Stored entries
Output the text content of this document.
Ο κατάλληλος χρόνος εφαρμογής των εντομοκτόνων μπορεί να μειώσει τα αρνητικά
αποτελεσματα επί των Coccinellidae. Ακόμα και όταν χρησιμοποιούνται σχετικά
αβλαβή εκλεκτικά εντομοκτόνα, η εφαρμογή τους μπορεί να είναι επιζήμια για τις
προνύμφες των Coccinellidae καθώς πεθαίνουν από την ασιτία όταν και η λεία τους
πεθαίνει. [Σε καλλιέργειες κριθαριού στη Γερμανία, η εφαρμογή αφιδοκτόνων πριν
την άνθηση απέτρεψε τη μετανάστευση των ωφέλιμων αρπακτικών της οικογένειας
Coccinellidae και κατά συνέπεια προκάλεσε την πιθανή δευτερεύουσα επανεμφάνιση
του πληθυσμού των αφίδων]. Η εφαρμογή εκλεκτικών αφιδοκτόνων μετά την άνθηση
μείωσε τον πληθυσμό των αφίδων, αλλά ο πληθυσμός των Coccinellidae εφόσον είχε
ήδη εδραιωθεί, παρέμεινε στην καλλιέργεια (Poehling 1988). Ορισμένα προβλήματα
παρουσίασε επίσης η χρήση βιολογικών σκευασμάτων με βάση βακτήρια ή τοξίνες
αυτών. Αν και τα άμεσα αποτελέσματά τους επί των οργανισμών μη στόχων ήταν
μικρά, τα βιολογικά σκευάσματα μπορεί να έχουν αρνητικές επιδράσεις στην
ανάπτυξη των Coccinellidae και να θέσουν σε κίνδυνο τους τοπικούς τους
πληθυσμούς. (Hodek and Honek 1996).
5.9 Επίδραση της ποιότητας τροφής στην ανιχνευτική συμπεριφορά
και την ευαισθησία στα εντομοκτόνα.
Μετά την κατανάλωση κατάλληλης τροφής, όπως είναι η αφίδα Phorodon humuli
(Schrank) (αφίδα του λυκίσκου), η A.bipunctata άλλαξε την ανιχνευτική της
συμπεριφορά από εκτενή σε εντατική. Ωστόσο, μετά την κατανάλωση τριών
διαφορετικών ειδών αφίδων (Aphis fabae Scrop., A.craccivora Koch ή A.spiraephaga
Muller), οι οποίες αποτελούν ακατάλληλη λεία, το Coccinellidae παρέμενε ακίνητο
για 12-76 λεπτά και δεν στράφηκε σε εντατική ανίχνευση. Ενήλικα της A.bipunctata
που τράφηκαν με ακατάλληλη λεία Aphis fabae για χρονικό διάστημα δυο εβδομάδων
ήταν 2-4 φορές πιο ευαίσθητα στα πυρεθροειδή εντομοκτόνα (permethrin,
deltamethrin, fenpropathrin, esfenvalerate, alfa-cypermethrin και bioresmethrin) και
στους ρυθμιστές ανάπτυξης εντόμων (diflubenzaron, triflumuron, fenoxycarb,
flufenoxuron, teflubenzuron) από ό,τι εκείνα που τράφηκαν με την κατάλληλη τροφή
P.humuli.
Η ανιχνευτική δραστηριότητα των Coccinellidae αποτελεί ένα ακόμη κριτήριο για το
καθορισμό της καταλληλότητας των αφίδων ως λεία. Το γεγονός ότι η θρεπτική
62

* Brief
State how many lines in the records above contain the word "ακατάλληλη", and give only that number.

* Solution to the exercise
2